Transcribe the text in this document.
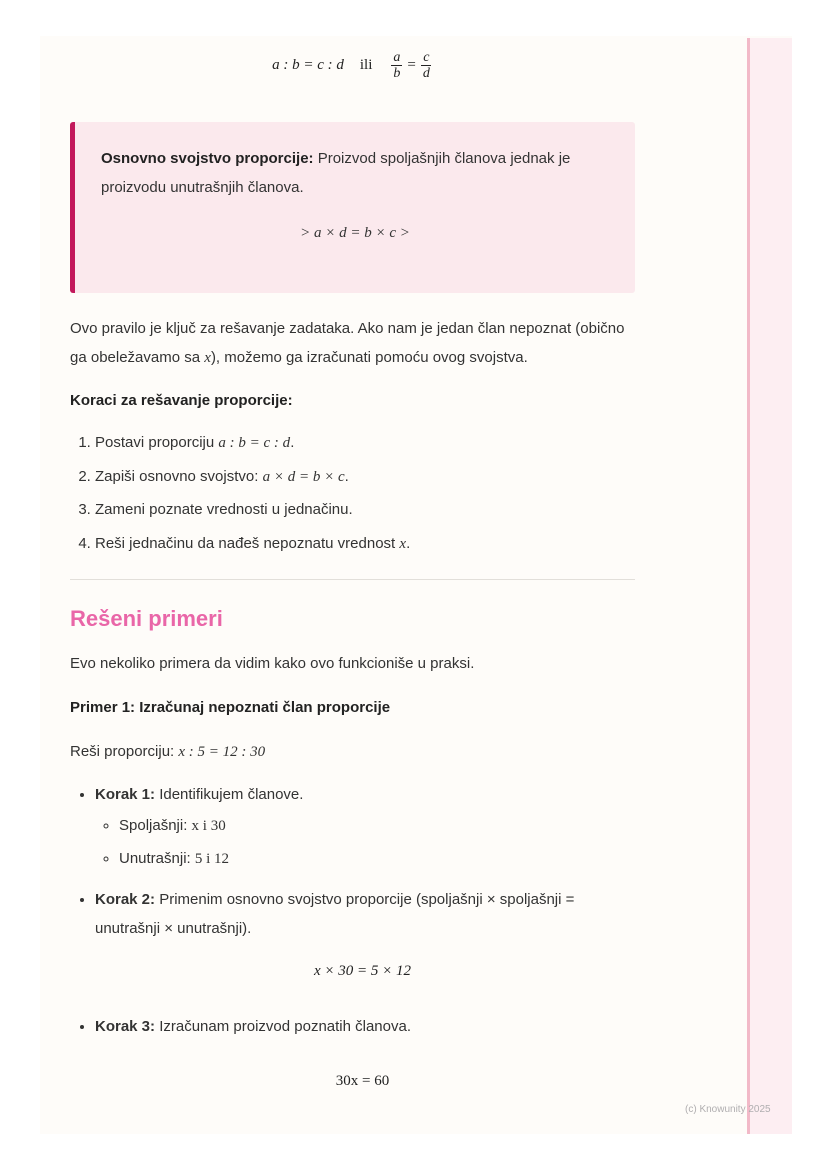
a : b = c : d ili $\frac{a}{b} = \frac{c}{d}$

Osnovno svojstvo proporcije: Proizvod spoljašnjih članova jednak je proizvodu unutrašnjih članova.

> a × d = b × c >

Ovo pravilo je ključ za rešavanje zadataka. Ako nam je jedan član nepoznat (obično ga obeležavamo sa x), možemo ga izračunati pomoću ovog svojstva.

Koraci za rešavanje proporcije:

1. Postavi proporciju a : b = c : d.
2. Zapiši osnovno svojstvo: a × d = b × c.
3. Zameni poznate vrednosti u jednačinu.
4. Reši jednačinu da nađeš nepoznatu vrednost x.
Rešeni primeri

Evo nekoliko primera da vidim kako ovo funkcioniše u praksi.

Primer 1: Izračunaj nepoznati član proporcije

Reši proporciju: x : 5 = 12 : 30

• Korak 1: Identifikujem članove.
◦ Spoljašnji: x i 30
◦ Unutrašnji: 5 i 12
• Korak 2: Primenim osnovno svojstvo proporcije (spoljašnji × spoljašnji = unutrašnji × unutrašnji).
x × 30 = 5 × 12
• Korak 3: Izračunam proizvod poznatih članova.
30x = 60
(c) Knowunity 2025
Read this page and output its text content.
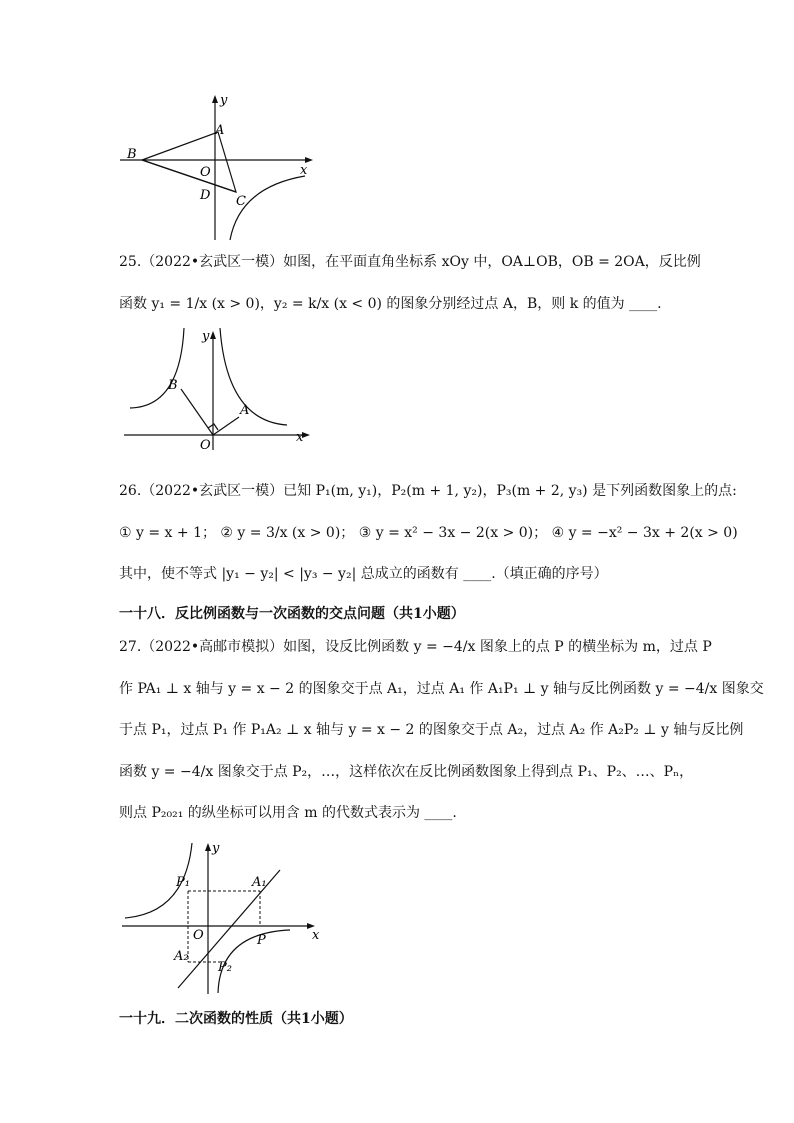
y
x
A
B
O
D C
25.（2022•玄武区一模）如图，在平面直角坐标系 xOy 中，OA⊥OB，OB = 2OA，反比例
函数 y₁ = 1/x (x > 0)，y₂ = k/x (x < 0) 的图象分别经过点 A，B，则 k 的值为 ____.
y
x
B
A
O
26.（2022•玄武区一模）已知 P₁(m, y₁)，P₂(m + 1, y₂)，P₃(m + 2, y₃) 是下列函数图象上的点:
① y = x + 1； ② y = 3/x (x > 0)； ③ y = x² − 3x − 2(x > 0)； ④ y = −x² − 3x + 2(x > 0)
其中，使不等式 |y₁ − y₂| < |y₃ − y₂| 总成立的函数有 ____.（填正确的序号）
一十八．反比例函数与一次函数的交点问题（共1小题）
27.（2022•高邮市模拟）如图，设反比例函数 y = −4/x 图象上的点 P 的横坐标为 m，过点 P
作 PA₁ ⊥ x 轴与 y = x − 2 的图象交于点 A₁，过点 A₁ 作 A₁P₁ ⊥ y 轴与反比例函数 y = −4/x 图象交
于点 P₁，过点 P₁ 作 P₁A₂ ⊥ x 轴与 y = x − 2 的图象交于点 A₂，过点 A₂ 作 A₂P₂ ⊥ y 轴与反比例
函数 y = −4/x 图象交于点 P₂，…，这样依次在反比例函数图象上得到点 P₁、P₂、…、Pₙ，
则点 P₂₀₂₁ 的纵坐标可以用含 m 的代数式表示为 ____.
y
x
O	P
P₁	A₁
A₂
P₂
一十九．二次函数的性质（共1小题）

Job: Above are the records. Copy exactly, and only, the lines from the line containing "Read this page and output its text content." through the last one, omitting any pictures.

Finished exercise:
Read this page and output its text content.
y
x
A
B
O
D C
25.（2022•玄武区一模）如图，在平面直角坐标系 xOy 中，OA⊥OB，OB = 2OA，反比例
函数 y₁ = 1/x (x > 0)，y₂ = k/x (x < 0) 的图象分别经过点 A，B，则 k 的值为 ____.
y
x
B
A
O
26.（2022•玄武区一模）已知 P₁(m, y₁)，P₂(m + 1, y₂)，P₃(m + 2, y₃) 是下列函数图象上的点:
① y = x + 1； ② y = 3/x (x > 0)； ③ y = x² − 3x − 2(x > 0)； ④ y = −x² − 3x + 2(x > 0)
其中，使不等式 |y₁ − y₂| < |y₃ − y₂| 总成立的函数有 ____.（填正确的序号）
一十八．反比例函数与一次函数的交点问题（共1小题）
27.（2022•高邮市模拟）如图，设反比例函数 y = −4/x 图象上的点 P 的横坐标为 m，过点 P
作 PA₁ ⊥ x 轴与 y = x − 2 的图象交于点 A₁，过点 A₁ 作 A₁P₁ ⊥ y 轴与反比例函数 y = −4/x 图象交
于点 P₁，过点 P₁ 作 P₁A₂ ⊥ x 轴与 y = x − 2 的图象交于点 A₂，过点 A₂ 作 A₂P₂ ⊥ y 轴与反比例
函数 y = −4/x 图象交于点 P₂，…，这样依次在反比例函数图象上得到点 P₁、P₂、…、Pₙ，
则点 P₂₀₂₁ 的纵坐标可以用含 m 的代数式表示为 ____.
y
x
O	P
P₁	A₁
A₂
P₂
一十九．二次函数的性质（共1小题）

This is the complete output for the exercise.